- **Exercise requirements**:
Write out all the data below exactly.

- **Data provided**:
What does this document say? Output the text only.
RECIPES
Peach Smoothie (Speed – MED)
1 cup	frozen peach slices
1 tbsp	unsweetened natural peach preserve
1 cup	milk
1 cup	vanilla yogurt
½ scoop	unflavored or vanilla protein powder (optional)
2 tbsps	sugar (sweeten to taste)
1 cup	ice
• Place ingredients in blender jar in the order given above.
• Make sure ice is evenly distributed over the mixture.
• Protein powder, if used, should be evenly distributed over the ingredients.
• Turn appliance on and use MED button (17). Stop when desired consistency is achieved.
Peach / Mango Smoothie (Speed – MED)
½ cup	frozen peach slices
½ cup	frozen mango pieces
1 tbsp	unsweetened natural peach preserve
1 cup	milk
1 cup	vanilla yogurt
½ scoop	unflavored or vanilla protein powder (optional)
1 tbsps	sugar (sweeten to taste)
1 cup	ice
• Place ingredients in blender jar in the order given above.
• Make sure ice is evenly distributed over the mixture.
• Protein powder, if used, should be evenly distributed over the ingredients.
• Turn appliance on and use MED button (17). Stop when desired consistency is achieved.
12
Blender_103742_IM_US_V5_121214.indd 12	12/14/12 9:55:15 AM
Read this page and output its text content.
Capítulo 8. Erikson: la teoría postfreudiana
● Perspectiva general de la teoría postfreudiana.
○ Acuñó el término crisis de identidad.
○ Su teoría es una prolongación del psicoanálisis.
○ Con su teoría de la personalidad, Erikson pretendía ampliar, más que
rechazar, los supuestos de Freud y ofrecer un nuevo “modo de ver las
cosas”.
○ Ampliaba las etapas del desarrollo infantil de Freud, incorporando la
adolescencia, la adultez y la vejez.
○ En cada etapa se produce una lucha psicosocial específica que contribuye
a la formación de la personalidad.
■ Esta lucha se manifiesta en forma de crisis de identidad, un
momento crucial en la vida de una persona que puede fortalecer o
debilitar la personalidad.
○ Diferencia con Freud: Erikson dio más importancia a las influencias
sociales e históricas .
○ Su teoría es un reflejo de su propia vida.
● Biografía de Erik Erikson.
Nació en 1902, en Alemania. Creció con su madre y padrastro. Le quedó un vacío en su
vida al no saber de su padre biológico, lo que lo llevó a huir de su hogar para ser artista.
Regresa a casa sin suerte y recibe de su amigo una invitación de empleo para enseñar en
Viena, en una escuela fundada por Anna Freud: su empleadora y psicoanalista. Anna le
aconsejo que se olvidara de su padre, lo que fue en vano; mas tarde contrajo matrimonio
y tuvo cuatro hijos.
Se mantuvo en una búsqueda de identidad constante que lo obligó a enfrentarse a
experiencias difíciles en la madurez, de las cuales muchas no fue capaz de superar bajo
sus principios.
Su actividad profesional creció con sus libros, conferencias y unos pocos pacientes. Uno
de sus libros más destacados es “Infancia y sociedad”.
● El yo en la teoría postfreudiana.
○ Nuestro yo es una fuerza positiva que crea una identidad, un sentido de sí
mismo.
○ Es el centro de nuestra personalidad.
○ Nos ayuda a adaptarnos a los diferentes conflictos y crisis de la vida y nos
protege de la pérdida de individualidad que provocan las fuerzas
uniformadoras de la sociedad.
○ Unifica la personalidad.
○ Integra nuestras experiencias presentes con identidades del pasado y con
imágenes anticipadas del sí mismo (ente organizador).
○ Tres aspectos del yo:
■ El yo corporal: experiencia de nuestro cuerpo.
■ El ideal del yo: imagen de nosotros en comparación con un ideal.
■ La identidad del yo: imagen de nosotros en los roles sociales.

- **Solution for this exercise**:
What does this document say? Output the text only.
RECIPES
Peach Smoothie (Speed – MED)
1 cup	frozen peach slices
1 tbsp	unsweetened natural peach preserve
1 cup	milk
1 cup	vanilla yogurt
½ scoop	unflavored or vanilla protein powder (optional)
2 tbsps	sugar (sweeten to taste)
1 cup	ice
• Place ingredients in blender jar in the order given above.
• Make sure ice is evenly distributed over the mixture.
• Protein powder, if used, should be evenly distributed over the ingredients.
• Turn appliance on and use MED button (17). Stop when desired consistency is achieved.
Peach / Mango Smoothie (Speed – MED)
½ cup	frozen peach slices
½ cup	frozen mango pieces
1 tbsp	unsweetened natural peach preserve
1 cup	milk
1 cup	vanilla yogurt
½ scoop	unflavored or vanilla protein powder (optional)
1 tbsps	sugar (sweeten to taste)
1 cup	ice
• Place ingredients in blender jar in the order given above.
• Make sure ice is evenly distributed over the mixture.
• Protein powder, if used, should be evenly distributed over the ingredients.
• Turn appliance on and use MED button (17). Stop when desired consistency is achieved.
12
Blender_103742_IM_US_V5_121214.indd 12	12/14/12 9:55:15 AM
Read this page and output its text content.
Capítulo 8. Erikson: la teoría postfreudiana
● Perspectiva general de la teoría postfreudiana.
○ Acuñó el término crisis de identidad.
○ Su teoría es una prolongación del psicoanálisis.
○ Con su teoría de la personalidad, Erikson pretendía ampliar, más que
rechazar, los supuestos de Freud y ofrecer un nuevo “modo de ver las
cosas”.
○ Ampliaba las etapas del desarrollo infantil de Freud, incorporando la
adolescencia, la adultez y la vejez.
○ En cada etapa se produce una lucha psicosocial específica que contribuye
a la formación de la personalidad.
■ Esta lucha se manifiesta en forma de crisis de identidad, un
momento crucial en la vida de una persona que puede fortalecer o
debilitar la personalidad.
○ Diferencia con Freud: Erikson dio más importancia a las influencias
sociales e históricas .
○ Su teoría es un reflejo de su propia vida.
● Biografía de Erik Erikson.
Nació en 1902, en Alemania. Creció con su madre y padrastro. Le quedó un vacío en su
vida al no saber de su padre biológico, lo que lo llevó a huir de su hogar para ser artista.
Regresa a casa sin suerte y recibe de su amigo una invitación de empleo para enseñar en
Viena, en una escuela fundada por Anna Freud: su empleadora y psicoanalista. Anna le
aconsejo que se olvidara de su padre, lo que fue en vano; mas tarde contrajo matrimonio
y tuvo cuatro hijos.
Se mantuvo en una búsqueda de identidad constante que lo obligó a enfrentarse a
experiencias difíciles en la madurez, de las cuales muchas no fue capaz de superar bajo
sus principios.
Su actividad profesional creció con sus libros, conferencias y unos pocos pacientes. Uno
de sus libros más destacados es “Infancia y sociedad”.
● El yo en la teoría postfreudiana.
○ Nuestro yo es una fuerza positiva que crea una identidad, un sentido de sí
mismo.
○ Es el centro de nuestra personalidad.
○ Nos ayuda a adaptarnos a los diferentes conflictos y crisis de la vida y nos
protege de la pérdida de individualidad que provocan las fuerzas
uniformadoras de la sociedad.
○ Unifica la personalidad.
○ Integra nuestras experiencias presentes con identidades del pasado y con
imágenes anticipadas del sí mismo (ente organizador).
○ Tres aspectos del yo:
■ El yo corporal: experiencia de nuestro cuerpo.
■ El ideal del yo: imagen de nosotros en comparación con un ideal.
■ La identidad del yo: imagen de nosotros en los roles sociales.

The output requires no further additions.